Start of Reading passage

Seat-of-the-Pants Motoring

The issue of TVR reliability need not distract us here. Speak as you find in my view and, generally in life, for every woebegone tale of frustration you'll find another story of sublime satisfaction to balance it out. I have driven old TVRs, new TVRs and press fleet TVRs without any personal cause for complaint, although I've never been an owner. But TVRs are not drive-it-everyday-through-heavy-traffic-no-matter-what cars despite what their contemporary popularity has led many to believe. TVRs are the seat-of-the-pants epitome of sexy motoring and nobody has sex every day, I'm regularly assured. They are seriously fast, sensuously styled, luxuriously appointed and unfettered by auto-anaesthetics such as traction control, stability control or an ABS system. In a TVR, if you don't want to lock up the brakes, don't brake too late; if you'd rather avoid losing the rear end on a wet roundabout, don't mash the throttle to the floor halfway round it. Nobody buys a Slipknot album if David Gray is more their speed but I suspect some buy a TVR when a convertible Audi A4 might be rather more to their liking.

Whatever the generic merits and discredits of a TVR, the company has come a long way since Wheeler took over in 1982. The man himself claims he bought the company simply because 'it was something to do' and as an existing TVR owner, he felt certain he could improve the product. He can sleep easily at night on that score. In the old days, a TVR was an incongruous little car from Blackpool, built on a lightweight tubular chassis and powered by a six cylinder or V8 engine. It was most likely to be owned by the kind of 'bloke' who played badminton on week nights and drank real ale at the weekend (with apologies to Peter Wheeler). These days, the chassis/engine formula is no different but the owners certainly are. I've no idea how many TVRs have been bought by those who work in London's square mile, but the only places you're likely to find more are the players' car park at Old Trafford or outside the Met Bar/China White/Sketch, abandoned with the hood down. Over the last 10 years, it has become seriously cool to drive a TVR.

End of Reading passage

* [To-do list]
**A)** Name every driver aid that the TVR article says these cars do without.
**B)** According to the TVR article, in what year did Wheeler take over the company?
**C)** Write the next part of the TVR article, picking up after its final sentence.
The items that follow have no connection to the TVR article.

Start of Raw records

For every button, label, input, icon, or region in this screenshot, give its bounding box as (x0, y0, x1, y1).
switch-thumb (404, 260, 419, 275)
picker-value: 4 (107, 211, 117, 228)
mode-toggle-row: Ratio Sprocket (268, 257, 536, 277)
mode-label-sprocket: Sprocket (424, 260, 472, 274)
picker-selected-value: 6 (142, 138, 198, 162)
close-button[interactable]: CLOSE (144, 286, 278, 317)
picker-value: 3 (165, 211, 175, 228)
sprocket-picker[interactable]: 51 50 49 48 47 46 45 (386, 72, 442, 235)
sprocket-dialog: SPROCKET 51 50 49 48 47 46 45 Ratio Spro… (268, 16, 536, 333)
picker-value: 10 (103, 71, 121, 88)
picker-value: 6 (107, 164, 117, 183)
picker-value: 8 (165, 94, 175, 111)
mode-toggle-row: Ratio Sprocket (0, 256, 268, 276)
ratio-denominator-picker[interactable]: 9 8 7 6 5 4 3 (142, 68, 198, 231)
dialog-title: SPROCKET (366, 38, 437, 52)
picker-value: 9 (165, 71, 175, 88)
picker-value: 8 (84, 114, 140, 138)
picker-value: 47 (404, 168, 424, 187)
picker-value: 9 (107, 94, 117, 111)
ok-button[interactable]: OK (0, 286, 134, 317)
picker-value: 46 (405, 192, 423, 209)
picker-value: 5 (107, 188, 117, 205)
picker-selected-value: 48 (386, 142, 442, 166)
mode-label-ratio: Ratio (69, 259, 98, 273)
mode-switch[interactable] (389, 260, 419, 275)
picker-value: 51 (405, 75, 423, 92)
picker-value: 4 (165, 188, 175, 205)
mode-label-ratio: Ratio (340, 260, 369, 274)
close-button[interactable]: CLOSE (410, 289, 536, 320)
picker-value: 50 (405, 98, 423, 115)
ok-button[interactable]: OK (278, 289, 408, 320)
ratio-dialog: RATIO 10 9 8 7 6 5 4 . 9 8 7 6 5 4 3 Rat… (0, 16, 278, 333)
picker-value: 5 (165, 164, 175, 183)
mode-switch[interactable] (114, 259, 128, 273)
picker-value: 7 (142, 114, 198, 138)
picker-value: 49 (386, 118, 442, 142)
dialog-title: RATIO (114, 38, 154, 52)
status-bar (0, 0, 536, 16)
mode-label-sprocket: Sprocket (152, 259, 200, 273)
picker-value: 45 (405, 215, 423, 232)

End of Raw records

* [Responses by task]
**A)** Traction control, stability control, and an ABS system.

**B)** 1982.

**C)**
The Beauty from Blackpool

The entry-level model, the Tamora, is a good example of what makes a TVR so appealing. Its dimensions are perfect, roughly Mazda MX-5 size, and its looks are a tantalising combination of svelte beauty and brutal purpose. Under the bonnet is a 3.6 litre, straight-six, 24 valve heart, but unlike the engines fitted to TVRs of yesteryear, this is no cast-off from Ford or Rover. Since 1996, all new TVRs have been powered by engines designed and produced at its own engineering subsidiary, TVR Power. In the last seven years, three new units have been developed into production, a quite remarkable achievement for such a low-volume manufacturer. That one of these engines is a spine-crumbling 880bhp, 7.7 litre V12, partially developed to help TVR compete in the GT1 class at Le Mans, is more impressive still.

Not that the Tamora is exactly down on power, with 350bhp bursting to urge a chassis weighing barely 1,000 kilos up the road. It is enough to help the Blackpool baby pass 60mph in just 4.4 seconds before reaching a top speed of 170mph, should you wish to endanger life and licence. But like all TVRs, the Tamora is about more than just outright speed. This car handles and rides like a sports car should. The absence of ancillary electronic systems (save for power steering) ensures you always have a real sense of what is going on beneath you but it is the steering that lingers in the memory longest. Direct, fast and just the right weight, it has the sort of feel that the new BMW Z4, as wonderful a car as it is, is sadly lacking.

Attention to Detail

Its dimensions are perfect and its looks are a tantalising combination of svelte beauty and brutal purposeAs a means of transport the Tamora is certainly no gentle, wafting ride but then this is a TVR, not a Lexus. It is also far from unruly. Sure enough, the hallmark growl and burble from the engine is always there and the chassis is race-car stiff but the Tamora still rides and turns with decorum. And anyway, it's a drop-top, two-seat sports car with a 350bhp engine; you pays your money, you takes your choice.

Which is a commodity TVR offers in abundance. Every car they make is built to order and hence quite probably unique. These days the company mixes its own paint, manufactures its own multi-function electronic dashboards, fabricates its own composite seats and mills its own switchgear from aluminium. It is the sort of attention to detail that ought to be a source of embarrassment to certain other famous British sports car firms as well as conclusive proof that here is a company run in a manner that is all too rare today. I haven't a clue what TVR's financial position is but in the 21 years since Peter Wheeler took over, the factory has expanded, production is running at around eight times what it was in 1982 and TVRs are driven by soccer stars and city boys. It would seem Wheeler, and his company, are doing something right.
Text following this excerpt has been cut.